SELECTED PASSAGE:
# Drill Press



## Pastorshobby (Jan 22, 2018)

I need a recommendation on a drill press. Should I get an 8 or 10 " or do I need a 12'. Has anyone heard anything about the wen press? 
https://www.amazon.com/gp/product/B0...KIKX0DER&psc=1


----------



## JohnTC (Mar 1, 2018)

I have an 8 inch drill press. Not a WEN, but very similar to the 8 inch WEN. It meets my needs, but the rack and pinion table height adjustment and half inch further travel of the spindle on the 10 inch WEN would make a much more enjoyable tool to use. It's also not that much more expensive than the 8 inch. I don't have any WEN products, but am impressed with them after reading many reviews and watching reviews of some of their other products. They aren't top of the line tools, but seem to be a great value.


----------



## epicfail48 (Mar 27, 2014)

As with most tools, go with the largest you can afford bost money- and space-wise. No matter what you go with, it always works out that you need an extra inch of throat depth for whatever you happen to be working on. Might as well make sure that youve got as much as you can to start with. 

As far as everything else goes, drill presses are pretty bog-simple machines. Once you get off the ground floor, theyre all pretty much the same mechanically, from the second to the top shelf. Stay away from the suspiciously cheap deals, but focus more on the useful features. Variable speed with the widest range possible is always a plus, electronically variable speed is the best but im actually fond of the classic 3 step pulley setup that gives you something like 20 speeds. Quill travel is also handy, more is better so you can reduce the number of times you have to move the table.

MATERIAL SUPPLIED:
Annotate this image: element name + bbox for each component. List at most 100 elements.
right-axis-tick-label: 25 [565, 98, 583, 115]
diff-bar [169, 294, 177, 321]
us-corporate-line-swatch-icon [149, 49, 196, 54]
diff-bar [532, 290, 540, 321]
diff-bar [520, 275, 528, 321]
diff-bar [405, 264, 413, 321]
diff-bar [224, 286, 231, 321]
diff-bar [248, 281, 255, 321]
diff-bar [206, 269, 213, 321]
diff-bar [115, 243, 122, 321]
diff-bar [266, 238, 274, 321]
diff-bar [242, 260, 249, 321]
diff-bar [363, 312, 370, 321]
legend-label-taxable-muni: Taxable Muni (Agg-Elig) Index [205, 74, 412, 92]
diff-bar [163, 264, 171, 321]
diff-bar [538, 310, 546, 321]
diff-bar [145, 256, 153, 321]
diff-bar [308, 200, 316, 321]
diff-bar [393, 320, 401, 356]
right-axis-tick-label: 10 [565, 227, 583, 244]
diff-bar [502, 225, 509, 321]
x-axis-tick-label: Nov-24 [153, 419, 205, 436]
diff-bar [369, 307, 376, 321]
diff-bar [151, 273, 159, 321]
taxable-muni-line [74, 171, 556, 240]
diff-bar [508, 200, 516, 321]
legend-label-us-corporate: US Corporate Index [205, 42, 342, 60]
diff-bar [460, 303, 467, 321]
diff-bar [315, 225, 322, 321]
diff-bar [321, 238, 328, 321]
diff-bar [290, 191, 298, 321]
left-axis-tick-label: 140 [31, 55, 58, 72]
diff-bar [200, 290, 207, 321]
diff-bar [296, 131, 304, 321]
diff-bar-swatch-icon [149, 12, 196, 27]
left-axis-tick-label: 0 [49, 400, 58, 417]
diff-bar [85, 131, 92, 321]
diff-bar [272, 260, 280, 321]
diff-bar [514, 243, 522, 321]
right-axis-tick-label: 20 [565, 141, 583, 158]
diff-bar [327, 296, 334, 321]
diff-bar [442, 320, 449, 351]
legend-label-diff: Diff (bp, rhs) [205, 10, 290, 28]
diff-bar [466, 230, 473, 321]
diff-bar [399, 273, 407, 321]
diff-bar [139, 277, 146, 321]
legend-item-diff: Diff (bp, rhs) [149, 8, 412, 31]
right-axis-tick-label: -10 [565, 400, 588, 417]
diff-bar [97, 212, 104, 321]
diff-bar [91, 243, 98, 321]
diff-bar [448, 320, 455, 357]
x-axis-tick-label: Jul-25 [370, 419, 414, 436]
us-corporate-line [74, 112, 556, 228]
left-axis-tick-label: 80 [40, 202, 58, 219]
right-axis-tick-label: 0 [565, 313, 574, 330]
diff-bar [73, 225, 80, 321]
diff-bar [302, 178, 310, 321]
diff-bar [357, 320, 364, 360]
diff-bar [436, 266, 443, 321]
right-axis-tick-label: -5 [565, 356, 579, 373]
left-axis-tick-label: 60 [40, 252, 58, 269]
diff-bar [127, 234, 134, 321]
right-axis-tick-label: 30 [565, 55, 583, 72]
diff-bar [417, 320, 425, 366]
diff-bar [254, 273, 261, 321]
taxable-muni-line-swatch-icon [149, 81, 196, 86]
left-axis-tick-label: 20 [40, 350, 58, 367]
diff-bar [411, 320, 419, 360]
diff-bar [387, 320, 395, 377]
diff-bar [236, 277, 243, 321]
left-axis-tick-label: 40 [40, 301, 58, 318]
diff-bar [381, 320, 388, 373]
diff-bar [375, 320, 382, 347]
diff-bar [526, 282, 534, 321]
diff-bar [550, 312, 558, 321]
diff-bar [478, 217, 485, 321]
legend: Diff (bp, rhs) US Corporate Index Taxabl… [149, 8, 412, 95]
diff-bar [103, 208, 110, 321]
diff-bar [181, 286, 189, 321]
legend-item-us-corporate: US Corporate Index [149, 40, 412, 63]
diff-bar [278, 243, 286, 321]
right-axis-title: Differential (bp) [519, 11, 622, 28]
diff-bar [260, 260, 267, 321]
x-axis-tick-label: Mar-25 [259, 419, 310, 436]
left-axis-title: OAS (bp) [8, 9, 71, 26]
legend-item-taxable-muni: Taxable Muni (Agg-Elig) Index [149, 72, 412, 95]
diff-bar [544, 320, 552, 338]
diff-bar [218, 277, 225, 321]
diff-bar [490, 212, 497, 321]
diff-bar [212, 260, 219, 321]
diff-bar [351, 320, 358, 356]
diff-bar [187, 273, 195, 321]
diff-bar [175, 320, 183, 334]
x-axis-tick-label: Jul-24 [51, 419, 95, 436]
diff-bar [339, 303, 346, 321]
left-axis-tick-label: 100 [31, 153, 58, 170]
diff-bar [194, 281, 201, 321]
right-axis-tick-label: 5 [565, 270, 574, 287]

SHORT EXERCISE:
Extend the drill press discussion above, starting right after its last sentence.

EXERCISE RESULT:
Opposite side of the table, feature-wise, are the additions that dont do much but jack up the price. Laser crosshairs, while cool, dont really add much beyond price. RPM readouts fall here too, unless the readout is built into an electronic speed control, theres not really a point beyond being able to go "ooo, look, a number!". Before someone points out metalworking, im aware that speed control is more important there, but honestly, you dont need to have the RPM perfectly exact. Id also argue that a rack and pinion table height mechanism falls more on the 'luxury' side of things, its handy but if you have to choose between R&P and more speed settings or throat depth, go the latter


----------



## hawkeye10 (Feb 18, 2015)

Joe if I was going to buy a drill press this is the one I would buy and it is under your budget of $250.

https://www.amazon.com/WEN-4214-12-...id=1519995459&sr=8-2&keywords=wen+drill+press


----------



## P89DC (Sep 25, 2017)

I like to use Craigslist for used tools. Within 60 miles of my house there's several bench top drill presses for very reasonable prices. I found a real nice used floor version Jet 17" drill press in excellent condition for less than 1/2 the street price of a new one. I ran it at full speed to check the runout and make sure there's no issues.


----------



## JohnTC (Mar 1, 2018)

epicfail48 said:


> Id also argue that a rack and pinion table height mechanism falls more on the 'luxury' side of things


My apologies. Thought I made that clear when I said the drill press I have meets my needs though it doesn't have that. It's a luxury that I believe is well worth the little bit extra.


----------



## FrankC (Aug 24, 2012)

I can't imagine having a drill press without a rack and pinion table raising mechanism and would definitely not class it as a luxury. Get the largest capacity you can afford, particularly for woodworking, you need speeds mostly in the lower ranges which aren't offered in some of the smaller models if you are going to be using larger hole saws.


----------



## Tool Agnostic (Aug 13, 2017)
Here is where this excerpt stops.